Problem details:
Each record is to be printed again precisely as it reads.

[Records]
□ □ □ □ □

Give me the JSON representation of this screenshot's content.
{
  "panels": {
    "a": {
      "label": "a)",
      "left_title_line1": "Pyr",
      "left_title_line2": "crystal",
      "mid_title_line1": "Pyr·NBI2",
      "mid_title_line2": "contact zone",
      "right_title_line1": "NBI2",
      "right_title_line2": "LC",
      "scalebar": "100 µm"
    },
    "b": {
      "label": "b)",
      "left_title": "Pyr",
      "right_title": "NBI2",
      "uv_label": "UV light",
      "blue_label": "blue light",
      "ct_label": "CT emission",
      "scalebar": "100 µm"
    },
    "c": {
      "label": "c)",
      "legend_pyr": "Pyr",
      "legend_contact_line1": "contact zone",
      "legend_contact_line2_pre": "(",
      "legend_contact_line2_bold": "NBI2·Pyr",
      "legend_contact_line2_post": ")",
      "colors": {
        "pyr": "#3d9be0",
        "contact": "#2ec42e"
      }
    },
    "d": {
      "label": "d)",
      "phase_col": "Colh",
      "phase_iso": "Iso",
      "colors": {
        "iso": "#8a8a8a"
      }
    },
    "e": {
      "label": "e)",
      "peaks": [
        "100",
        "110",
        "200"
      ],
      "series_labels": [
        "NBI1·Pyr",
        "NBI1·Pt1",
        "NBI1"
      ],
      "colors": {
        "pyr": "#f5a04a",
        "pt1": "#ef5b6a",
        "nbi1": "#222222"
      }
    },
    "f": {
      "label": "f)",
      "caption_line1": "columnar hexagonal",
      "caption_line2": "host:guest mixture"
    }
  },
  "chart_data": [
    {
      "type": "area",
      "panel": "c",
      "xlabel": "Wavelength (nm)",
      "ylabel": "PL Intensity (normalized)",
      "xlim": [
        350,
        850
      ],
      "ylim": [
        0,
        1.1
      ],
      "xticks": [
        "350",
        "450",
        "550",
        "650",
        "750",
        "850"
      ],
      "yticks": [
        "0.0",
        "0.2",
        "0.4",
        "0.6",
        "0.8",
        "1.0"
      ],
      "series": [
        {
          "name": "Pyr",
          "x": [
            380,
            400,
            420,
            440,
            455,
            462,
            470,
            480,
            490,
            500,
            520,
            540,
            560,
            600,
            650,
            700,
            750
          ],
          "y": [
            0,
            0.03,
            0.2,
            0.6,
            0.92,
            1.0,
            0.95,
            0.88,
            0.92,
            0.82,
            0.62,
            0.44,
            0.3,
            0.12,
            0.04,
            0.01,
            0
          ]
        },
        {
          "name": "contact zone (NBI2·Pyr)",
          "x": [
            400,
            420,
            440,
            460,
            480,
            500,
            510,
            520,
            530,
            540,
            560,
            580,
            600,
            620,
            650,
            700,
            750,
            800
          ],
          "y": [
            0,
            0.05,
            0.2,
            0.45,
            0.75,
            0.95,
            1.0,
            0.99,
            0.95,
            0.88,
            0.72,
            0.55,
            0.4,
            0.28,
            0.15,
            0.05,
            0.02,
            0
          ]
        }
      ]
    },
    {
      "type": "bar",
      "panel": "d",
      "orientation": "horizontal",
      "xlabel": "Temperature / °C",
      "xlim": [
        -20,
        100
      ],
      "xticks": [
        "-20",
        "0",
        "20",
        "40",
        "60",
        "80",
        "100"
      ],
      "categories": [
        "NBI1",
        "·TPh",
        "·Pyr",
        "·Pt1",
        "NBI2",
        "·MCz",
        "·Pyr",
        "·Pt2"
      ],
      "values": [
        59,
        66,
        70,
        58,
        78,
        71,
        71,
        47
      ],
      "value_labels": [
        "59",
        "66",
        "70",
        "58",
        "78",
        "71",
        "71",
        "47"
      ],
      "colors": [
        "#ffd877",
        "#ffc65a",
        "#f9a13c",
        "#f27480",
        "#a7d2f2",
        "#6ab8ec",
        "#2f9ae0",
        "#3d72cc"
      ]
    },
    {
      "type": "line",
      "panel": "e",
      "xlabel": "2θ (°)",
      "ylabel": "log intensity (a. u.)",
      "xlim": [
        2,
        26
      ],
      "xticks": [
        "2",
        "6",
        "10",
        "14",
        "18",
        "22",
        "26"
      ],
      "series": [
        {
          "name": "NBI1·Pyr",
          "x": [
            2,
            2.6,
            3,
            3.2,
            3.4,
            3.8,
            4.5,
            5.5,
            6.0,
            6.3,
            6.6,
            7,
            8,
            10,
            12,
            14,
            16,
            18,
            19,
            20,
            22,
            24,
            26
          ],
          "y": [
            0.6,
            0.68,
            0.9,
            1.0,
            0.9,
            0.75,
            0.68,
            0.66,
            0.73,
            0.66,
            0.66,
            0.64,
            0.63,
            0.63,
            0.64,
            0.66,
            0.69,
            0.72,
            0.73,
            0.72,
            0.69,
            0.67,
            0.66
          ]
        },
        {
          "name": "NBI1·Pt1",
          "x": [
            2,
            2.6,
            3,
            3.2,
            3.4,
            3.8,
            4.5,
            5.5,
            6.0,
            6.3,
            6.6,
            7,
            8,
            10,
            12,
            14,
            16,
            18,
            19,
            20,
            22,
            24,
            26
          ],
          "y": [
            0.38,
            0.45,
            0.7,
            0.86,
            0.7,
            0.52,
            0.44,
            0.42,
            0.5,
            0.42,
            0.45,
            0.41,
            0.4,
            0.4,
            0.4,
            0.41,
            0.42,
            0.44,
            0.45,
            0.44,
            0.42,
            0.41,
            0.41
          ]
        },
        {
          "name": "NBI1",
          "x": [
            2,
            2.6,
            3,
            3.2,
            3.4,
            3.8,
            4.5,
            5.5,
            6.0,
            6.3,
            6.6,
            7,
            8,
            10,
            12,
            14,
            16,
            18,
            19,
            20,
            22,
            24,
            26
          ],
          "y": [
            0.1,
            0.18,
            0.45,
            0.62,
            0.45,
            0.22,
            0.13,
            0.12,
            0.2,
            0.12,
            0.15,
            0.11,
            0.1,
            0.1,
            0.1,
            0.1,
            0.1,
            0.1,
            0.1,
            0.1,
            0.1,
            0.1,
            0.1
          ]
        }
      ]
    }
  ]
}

□ □ □ □ □

Worked solution:
Give me the JSON representation of this screenshot's content.
{
  "panels": {
    "a": {
      "label": "a)",
      "left_title_line1": "Pyr",
      "left_title_line2": "crystal",
      "mid_title_line1": "Pyr·NBI2",
      "mid_title_line2": "contact zone",
      "right_title_line1": "NBI2",
      "right_title_line2": "LC",
      "scalebar": "100 µm"
    },
    "b": {
      "label": "b)",
      "left_title": "Pyr",
      "right_title": "NBI2",
      "uv_label": "UV light",
      "blue_label": "blue light",
      "ct_label": "CT emission",
      "scalebar": "100 µm"
    },
    "c": {
      "label": "c)",
      "legend_pyr": "Pyr",
      "legend_contact_line1": "contact zone",
      "legend_contact_line2_pre": "(",
      "legend_contact_line2_bold": "NBI2·Pyr",
      "legend_contact_line2_post": ")",
      "colors": {
        "pyr": "#3d9be0",
        "contact": "#2ec42e"
      }
    },
    "d": {
      "label": "d)",
      "phase_col": "Colh",
      "phase_iso": "Iso",
      "colors": {
        "iso": "#8a8a8a"
      }
    },
    "e": {
      "label": "e)",
      "peaks": [
        "100",
        "110",
        "200"
      ],
      "series_labels": [
        "NBI1·Pyr",
        "NBI1·Pt1",
        "NBI1"
      ],
      "colors": {
        "pyr": "#f5a04a",
        "pt1": "#ef5b6a",
        "nbi1": "#222222"
      }
    },
    "f": {
      "label": "f)",
      "caption_line1": "columnar hexagonal",
      "caption_line2": "host:guest mixture"
    }
  },
  "chart_data": [
    {
      "type": "area",
      "panel": "c",
      "xlabel": "Wavelength (nm)",
      "ylabel": "PL Intensity (normalized)",
      "xlim": [
        350,
        850
      ],
      "ylim": [
        0,
        1.1
      ],
      "xticks": [
        "350",
        "450",
        "550",
        "650",
        "750",
        "850"
      ],
      "yticks": [
        "0.0",
        "0.2",
        "0.4",
        "0.6",
        "0.8",
        "1.0"
      ],
      "series": [
        {
          "name": "Pyr",
          "x": [
            380,
            400,
            420,
            440,
            455,
            462,
            470,
            480,
            490,
            500,
            520,
            540,
            560,
            600,
            650,
            700,
            750
          ],
          "y": [
            0,
            0.03,
            0.2,
            0.6,
            0.92,
            1.0,
            0.95,
            0.88,
            0.92,
            0.82,
            0.62,
            0.44,
            0.3,
            0.12,
            0.04,
            0.01,
            0
          ]
        },
        {
          "name": "contact zone (NBI2·Pyr)",
          "x": [
            400,
            420,
            440,
            460,
            480,
            500,
            510,
            520,
            530,
            540,
            560,
            580,
            600,
            620,
            650,
            700,
            750,
            800
          ],
          "y": [
            0,
            0.05,
            0.2,
            0.45,
            0.75,
            0.95,
            1.0,
            0.99,
            0.95,
            0.88,
            0.72,
            0.55,
            0.4,
            0.28,
            0.15,
            0.05,
            0.02,
            0
          ]
        }
      ]
    },
    {
      "type": "bar",
      "panel": "d",
      "orientation": "horizontal",
      "xlabel": "Temperature / °C",
      "xlim": [
        -20,
        100
      ],
      "xticks": [
        "-20",
        "0",
        "20",
        "40",
        "60",
        "80",
        "100"
      ],
      "categories": [
        "NBI1",
        "·TPh",
        "·Pyr",
        "·Pt1",
        "NBI2",
        "·MCz",
        "·Pyr",
        "·Pt2"
      ],
      "values": [
        59,
        66,
        70,
        58,
        78,
        71,
        71,
        47
      ],
      "value_labels": [
        "59",
        "66",
        "70",
        "58",
        "78",
        "71",
        "71",
        "47"
      ],
      "colors": [
        "#ffd877",
        "#ffc65a",
        "#f9a13c",
        "#f27480",
        "#a7d2f2",
        "#6ab8ec",
        "#2f9ae0",
        "#3d72cc"
      ]
    },
    {
      "type": "line",
      "panel": "e",
      "xlabel": "2θ (°)",
      "ylabel": "log intensity (a. u.)",
      "xlim": [
        2,
        26
      ],
      "xticks": [
        "2",
        "6",
        "10",
        "14",
        "18",
        "22",
        "26"
      ],
      "series": [
        {
          "name": "NBI1·Pyr",
          "x": [
            2,
            2.6,
            3,
            3.2,
            3.4,
            3.8,
            4.5,
            5.5,
            6.0,
            6.3,
            6.6,
            7,
            8,
            10,
            12,
            14,
            16,
            18,
            19,
            20,
            22,
            24,
            26
          ],
          "y": [
            0.6,
            0.68,
            0.9,
            1.0,
            0.9,
            0.75,
            0.68,
            0.66,
            0.73,
            0.66,
            0.66,
            0.64,
            0.63,
            0.63,
            0.64,
            0.66,
            0.69,
            0.72,
            0.73,
            0.72,
            0.69,
            0.67,
            0.66
          ]
        },
        {
          "name": "NBI1·Pt1",
          "x": [
            2,
            2.6,
            3,
            3.2,
            3.4,
            3.8,
            4.5,
            5.5,
            6.0,
            6.3,
            6.6,
            7,
            8,
            10,
            12,
            14,
            16,
            18,
            19,
            20,
            22,
            24,
            26
          ],
          "y": [
            0.38,
            0.45,
            0.7,
            0.86,
            0.7,
            0.52,
            0.44,
            0.42,
            0.5,
            0.42,
            0.45,
            0.41,
            0.4,
            0.4,
            0.4,
            0.41,
            0.42,
            0.44,
            0.45,
            0.44,
            0.42,
            0.41,
            0.41
          ]
        },
        {
          "name": "NBI1",
          "x": [
            2,
            2.6,
            3,
            3.2,
            3.4,
            3.8,
            4.5,
            5.5,
            6.0,
            6.3,
            6.6,
            7,
            8,
            10,
            12,
            14,
            16,
            18,
            19,
            20,
            22,
            24,
            26
          ],
          "y": [
            0.1,
            0.18,
            0.45,
            0.62,
            0.45,
            0.22,
            0.13,
            0.12,
            0.2,
            0.12,
            0.15,
            0.11,
            0.1,
            0.1,
            0.1,
            0.1,
            0.1,
            0.1,
            0.1,
            0.1,
            0.1,
            0.1,
            0.1
          ]
        }
      ]
    }
  ]
}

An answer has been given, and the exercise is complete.